| Rows |
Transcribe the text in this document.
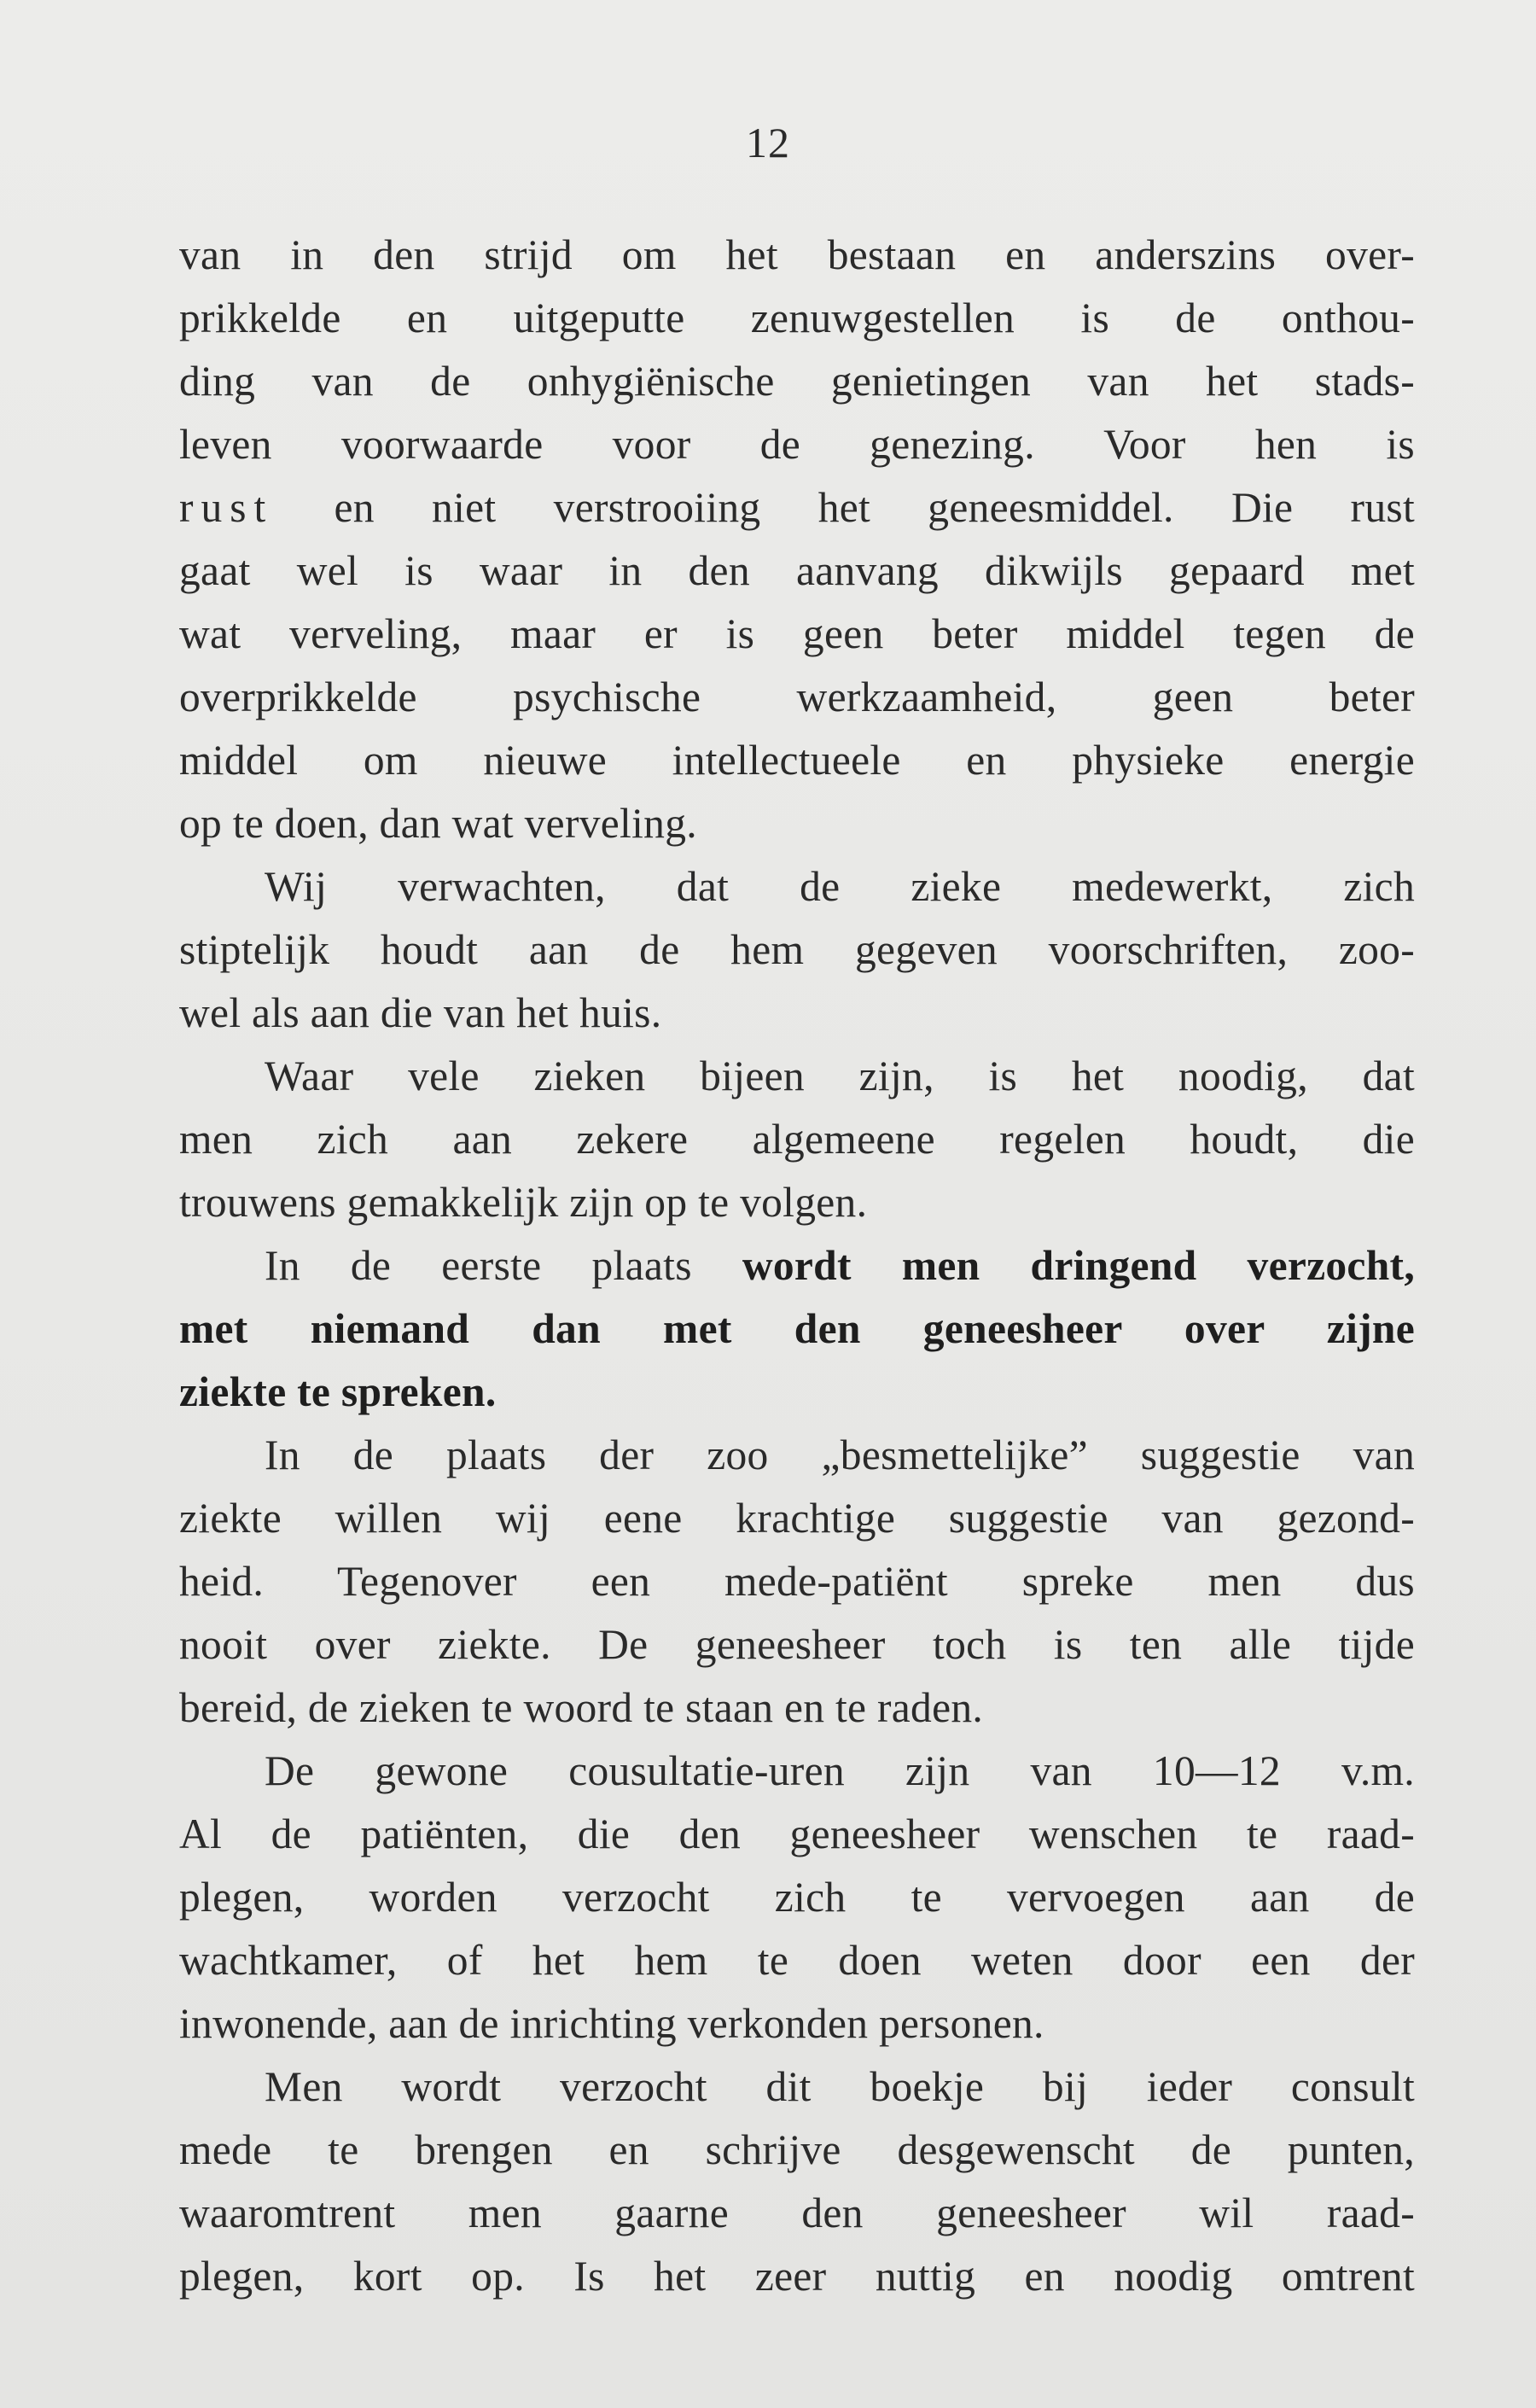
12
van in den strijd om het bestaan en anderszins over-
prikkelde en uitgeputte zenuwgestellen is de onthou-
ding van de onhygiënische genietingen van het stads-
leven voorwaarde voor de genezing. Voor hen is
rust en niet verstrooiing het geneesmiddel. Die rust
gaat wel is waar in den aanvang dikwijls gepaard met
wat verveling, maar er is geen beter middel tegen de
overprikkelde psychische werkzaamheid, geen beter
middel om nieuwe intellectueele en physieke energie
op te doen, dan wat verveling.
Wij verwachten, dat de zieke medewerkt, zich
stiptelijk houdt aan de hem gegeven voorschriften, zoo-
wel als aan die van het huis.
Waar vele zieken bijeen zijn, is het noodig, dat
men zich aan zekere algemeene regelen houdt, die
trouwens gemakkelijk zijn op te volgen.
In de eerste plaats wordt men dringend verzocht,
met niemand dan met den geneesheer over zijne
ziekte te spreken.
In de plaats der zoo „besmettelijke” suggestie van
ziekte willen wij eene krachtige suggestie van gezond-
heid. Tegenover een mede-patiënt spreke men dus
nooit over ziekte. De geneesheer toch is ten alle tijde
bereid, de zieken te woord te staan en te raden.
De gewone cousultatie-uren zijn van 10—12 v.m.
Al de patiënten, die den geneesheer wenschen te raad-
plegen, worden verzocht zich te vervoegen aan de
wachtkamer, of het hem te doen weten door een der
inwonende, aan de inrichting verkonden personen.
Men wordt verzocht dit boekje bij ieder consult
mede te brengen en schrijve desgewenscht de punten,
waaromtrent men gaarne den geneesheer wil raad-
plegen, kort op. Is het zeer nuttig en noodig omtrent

...

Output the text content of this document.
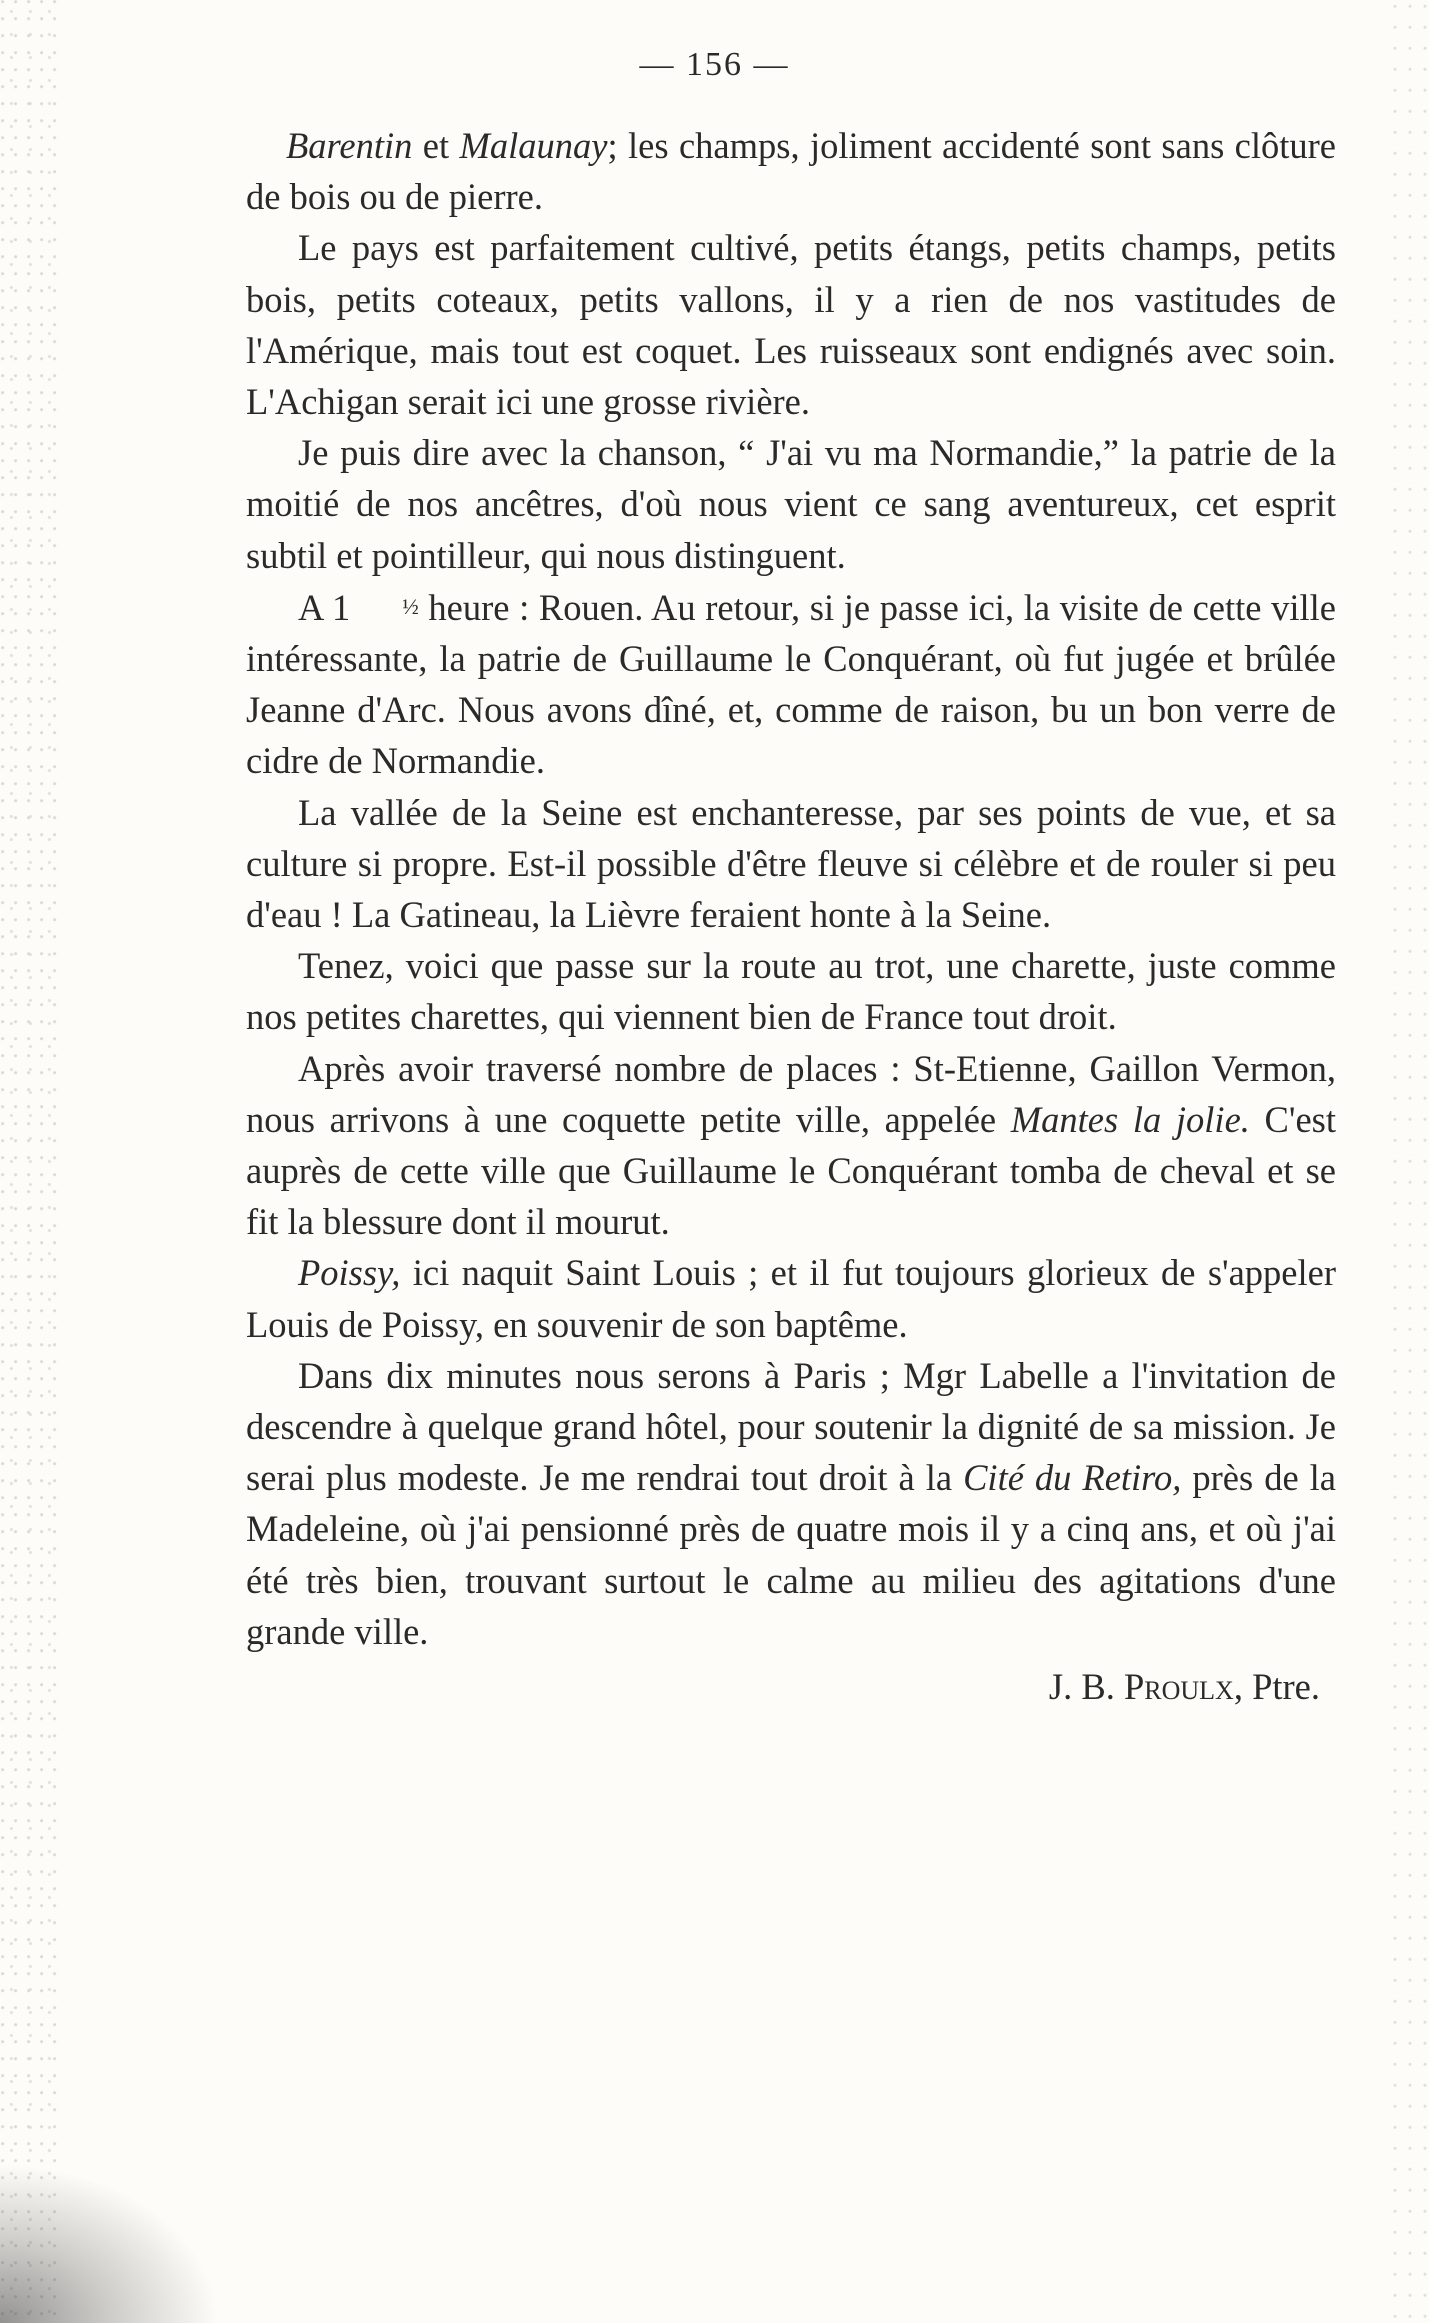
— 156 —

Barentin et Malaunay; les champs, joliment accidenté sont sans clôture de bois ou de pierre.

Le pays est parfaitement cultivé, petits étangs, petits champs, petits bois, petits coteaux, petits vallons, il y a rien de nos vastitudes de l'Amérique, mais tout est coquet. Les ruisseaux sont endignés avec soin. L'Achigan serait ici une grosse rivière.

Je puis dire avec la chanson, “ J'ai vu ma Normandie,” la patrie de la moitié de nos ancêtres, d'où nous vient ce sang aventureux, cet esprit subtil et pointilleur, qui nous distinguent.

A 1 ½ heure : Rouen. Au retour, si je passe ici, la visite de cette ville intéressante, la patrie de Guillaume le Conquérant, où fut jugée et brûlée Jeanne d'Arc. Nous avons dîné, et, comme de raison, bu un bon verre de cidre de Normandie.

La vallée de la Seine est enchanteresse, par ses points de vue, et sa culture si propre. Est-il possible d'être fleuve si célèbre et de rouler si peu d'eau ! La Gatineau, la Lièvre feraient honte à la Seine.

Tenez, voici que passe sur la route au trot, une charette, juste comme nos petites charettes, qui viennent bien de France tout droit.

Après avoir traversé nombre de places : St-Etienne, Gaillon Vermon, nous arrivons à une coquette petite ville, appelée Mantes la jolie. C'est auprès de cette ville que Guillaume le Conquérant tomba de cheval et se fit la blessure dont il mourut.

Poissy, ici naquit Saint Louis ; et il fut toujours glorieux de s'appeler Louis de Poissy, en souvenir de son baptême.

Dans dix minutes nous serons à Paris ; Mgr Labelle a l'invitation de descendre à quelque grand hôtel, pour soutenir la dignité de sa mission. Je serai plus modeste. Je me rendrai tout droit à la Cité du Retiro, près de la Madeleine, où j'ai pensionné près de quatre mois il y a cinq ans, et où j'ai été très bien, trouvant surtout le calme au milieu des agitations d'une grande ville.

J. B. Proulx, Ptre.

...

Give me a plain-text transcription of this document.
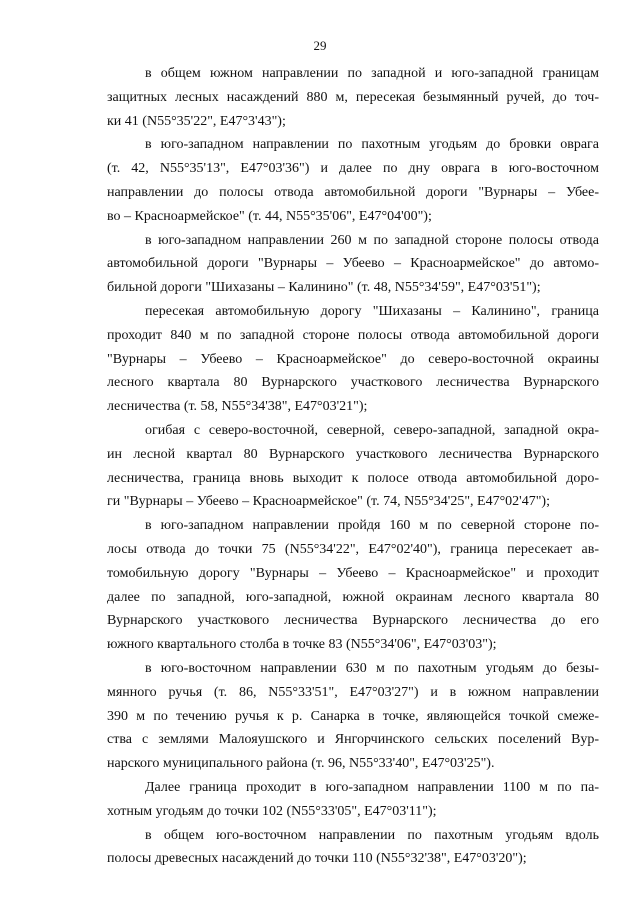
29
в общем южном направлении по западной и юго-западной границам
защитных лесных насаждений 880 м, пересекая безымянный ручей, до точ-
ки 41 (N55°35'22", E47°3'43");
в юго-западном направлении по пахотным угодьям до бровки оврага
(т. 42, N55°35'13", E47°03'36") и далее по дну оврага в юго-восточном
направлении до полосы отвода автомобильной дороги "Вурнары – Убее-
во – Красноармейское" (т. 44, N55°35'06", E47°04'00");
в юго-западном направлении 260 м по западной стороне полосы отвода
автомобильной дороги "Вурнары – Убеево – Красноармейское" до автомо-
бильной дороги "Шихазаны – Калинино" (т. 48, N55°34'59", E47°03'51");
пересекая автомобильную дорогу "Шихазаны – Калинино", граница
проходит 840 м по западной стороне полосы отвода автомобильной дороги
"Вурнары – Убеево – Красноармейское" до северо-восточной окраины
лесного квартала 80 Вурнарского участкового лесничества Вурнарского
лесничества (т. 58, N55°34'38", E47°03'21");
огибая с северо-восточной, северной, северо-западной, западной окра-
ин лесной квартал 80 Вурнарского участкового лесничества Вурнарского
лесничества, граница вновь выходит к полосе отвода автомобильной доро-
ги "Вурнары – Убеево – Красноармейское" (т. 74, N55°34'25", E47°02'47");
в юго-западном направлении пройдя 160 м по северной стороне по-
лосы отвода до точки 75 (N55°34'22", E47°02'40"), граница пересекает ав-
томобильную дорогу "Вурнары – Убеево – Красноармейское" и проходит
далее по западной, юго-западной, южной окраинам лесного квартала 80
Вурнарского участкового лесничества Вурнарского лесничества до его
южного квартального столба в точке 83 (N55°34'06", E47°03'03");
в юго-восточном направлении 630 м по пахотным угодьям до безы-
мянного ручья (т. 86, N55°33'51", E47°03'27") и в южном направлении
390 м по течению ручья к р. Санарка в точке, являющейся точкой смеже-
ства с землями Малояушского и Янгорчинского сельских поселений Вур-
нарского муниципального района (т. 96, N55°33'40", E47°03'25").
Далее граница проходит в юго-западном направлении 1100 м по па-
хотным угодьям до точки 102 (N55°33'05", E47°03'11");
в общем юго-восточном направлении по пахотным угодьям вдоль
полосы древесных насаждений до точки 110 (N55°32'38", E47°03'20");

| Required task |
Copy every line of the listing where the word "стороне" appears.

| Response to this exercise |
в юго-западном направлении 260 м по западной стороне полосы отвода
проходит 840 м по западной стороне полосы отвода автомобильной дороги
в юго-западном направлении пройдя 160 м по северной стороне по-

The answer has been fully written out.